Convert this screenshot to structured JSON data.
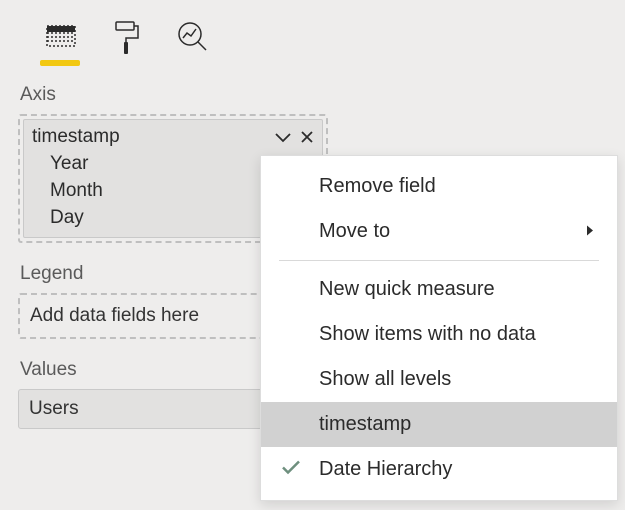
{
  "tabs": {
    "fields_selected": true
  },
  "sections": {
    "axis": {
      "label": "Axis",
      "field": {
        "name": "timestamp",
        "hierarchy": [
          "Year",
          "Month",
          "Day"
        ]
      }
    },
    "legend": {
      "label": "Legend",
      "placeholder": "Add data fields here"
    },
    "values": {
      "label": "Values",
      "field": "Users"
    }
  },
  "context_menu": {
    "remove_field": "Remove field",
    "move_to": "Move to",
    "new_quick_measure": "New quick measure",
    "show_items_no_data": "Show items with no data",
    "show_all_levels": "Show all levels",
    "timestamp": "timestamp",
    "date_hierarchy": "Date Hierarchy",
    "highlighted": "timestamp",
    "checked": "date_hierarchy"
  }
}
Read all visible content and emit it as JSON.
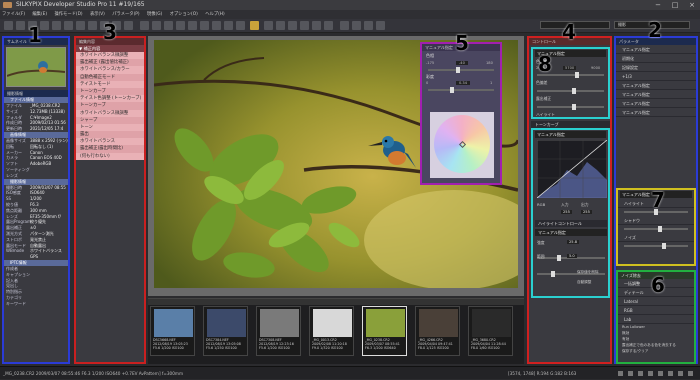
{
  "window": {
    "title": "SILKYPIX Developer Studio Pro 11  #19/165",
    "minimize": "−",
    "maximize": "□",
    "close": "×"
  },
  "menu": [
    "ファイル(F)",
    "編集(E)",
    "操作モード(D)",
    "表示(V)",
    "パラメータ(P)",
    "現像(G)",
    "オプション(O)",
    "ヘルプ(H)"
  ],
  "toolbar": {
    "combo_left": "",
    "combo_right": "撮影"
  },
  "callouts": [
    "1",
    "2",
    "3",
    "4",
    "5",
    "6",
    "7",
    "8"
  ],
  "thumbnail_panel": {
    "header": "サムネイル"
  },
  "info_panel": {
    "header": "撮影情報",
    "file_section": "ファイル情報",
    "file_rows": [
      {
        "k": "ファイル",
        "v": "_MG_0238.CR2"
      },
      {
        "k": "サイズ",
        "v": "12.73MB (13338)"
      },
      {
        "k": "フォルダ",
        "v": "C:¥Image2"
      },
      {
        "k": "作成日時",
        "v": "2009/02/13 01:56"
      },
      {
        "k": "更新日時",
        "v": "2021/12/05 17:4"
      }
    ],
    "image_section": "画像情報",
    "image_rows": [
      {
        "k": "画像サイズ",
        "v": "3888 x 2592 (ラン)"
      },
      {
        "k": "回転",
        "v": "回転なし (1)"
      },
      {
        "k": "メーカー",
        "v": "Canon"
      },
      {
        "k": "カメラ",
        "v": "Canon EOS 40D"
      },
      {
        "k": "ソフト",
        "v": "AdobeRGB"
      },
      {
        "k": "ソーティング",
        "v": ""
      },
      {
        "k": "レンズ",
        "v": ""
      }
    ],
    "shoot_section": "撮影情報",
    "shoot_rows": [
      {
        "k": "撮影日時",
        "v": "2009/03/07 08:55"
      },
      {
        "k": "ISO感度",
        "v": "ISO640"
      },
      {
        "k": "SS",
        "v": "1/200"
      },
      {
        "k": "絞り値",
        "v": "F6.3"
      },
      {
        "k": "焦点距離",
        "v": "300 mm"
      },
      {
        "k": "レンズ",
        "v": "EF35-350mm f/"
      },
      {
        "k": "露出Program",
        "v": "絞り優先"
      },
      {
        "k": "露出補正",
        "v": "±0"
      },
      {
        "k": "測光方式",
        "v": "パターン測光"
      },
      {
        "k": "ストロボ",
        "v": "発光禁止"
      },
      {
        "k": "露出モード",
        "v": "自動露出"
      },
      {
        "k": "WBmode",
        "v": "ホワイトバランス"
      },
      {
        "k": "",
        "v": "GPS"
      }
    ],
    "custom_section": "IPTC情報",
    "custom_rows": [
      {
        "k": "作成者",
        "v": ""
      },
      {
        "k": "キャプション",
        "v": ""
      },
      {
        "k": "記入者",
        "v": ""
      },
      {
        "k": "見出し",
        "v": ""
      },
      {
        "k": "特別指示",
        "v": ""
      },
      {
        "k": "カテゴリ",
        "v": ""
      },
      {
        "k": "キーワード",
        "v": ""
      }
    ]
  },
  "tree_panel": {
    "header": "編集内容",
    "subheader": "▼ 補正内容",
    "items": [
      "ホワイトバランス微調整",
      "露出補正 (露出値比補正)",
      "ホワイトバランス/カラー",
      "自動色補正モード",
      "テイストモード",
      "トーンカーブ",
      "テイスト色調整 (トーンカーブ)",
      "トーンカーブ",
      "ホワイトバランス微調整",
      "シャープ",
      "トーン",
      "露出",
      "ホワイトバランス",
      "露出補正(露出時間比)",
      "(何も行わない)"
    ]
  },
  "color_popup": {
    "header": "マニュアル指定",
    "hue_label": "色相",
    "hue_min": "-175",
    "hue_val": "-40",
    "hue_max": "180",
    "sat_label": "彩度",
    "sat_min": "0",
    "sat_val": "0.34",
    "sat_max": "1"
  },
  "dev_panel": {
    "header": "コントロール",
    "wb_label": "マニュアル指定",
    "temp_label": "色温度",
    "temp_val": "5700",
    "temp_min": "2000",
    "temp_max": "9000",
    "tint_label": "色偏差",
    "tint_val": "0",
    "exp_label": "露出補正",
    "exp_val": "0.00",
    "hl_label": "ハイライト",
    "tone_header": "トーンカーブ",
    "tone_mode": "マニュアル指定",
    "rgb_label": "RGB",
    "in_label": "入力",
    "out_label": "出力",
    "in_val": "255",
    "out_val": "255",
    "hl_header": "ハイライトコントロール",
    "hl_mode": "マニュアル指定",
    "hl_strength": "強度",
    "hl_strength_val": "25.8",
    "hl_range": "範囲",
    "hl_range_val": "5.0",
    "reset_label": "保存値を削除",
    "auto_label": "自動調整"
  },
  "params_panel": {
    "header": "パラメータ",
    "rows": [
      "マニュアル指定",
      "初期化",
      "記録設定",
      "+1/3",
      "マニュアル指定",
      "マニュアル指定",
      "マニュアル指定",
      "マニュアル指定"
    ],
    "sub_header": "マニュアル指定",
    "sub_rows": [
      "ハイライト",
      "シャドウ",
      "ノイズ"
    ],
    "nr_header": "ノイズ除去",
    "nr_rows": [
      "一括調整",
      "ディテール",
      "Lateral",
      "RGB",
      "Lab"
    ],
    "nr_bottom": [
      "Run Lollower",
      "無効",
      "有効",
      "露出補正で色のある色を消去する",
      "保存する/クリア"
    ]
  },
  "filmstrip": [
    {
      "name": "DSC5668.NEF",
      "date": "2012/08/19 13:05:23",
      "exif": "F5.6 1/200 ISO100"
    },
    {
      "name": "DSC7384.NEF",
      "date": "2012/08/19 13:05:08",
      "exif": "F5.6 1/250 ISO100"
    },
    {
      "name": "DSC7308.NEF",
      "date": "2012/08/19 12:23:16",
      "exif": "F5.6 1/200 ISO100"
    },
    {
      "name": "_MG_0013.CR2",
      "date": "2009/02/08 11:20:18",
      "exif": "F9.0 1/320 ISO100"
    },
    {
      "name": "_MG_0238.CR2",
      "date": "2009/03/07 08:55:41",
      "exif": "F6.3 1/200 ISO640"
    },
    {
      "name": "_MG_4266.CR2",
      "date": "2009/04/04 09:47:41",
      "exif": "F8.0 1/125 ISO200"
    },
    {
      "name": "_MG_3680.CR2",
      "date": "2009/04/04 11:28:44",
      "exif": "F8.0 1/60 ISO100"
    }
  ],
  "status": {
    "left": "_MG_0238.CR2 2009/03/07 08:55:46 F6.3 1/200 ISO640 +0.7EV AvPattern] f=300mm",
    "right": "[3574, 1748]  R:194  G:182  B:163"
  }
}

# EXERCISE INSTRUCTIONS
Tell how many lines of the records above hold the string "data". Give no other text.

# RESPONSE
3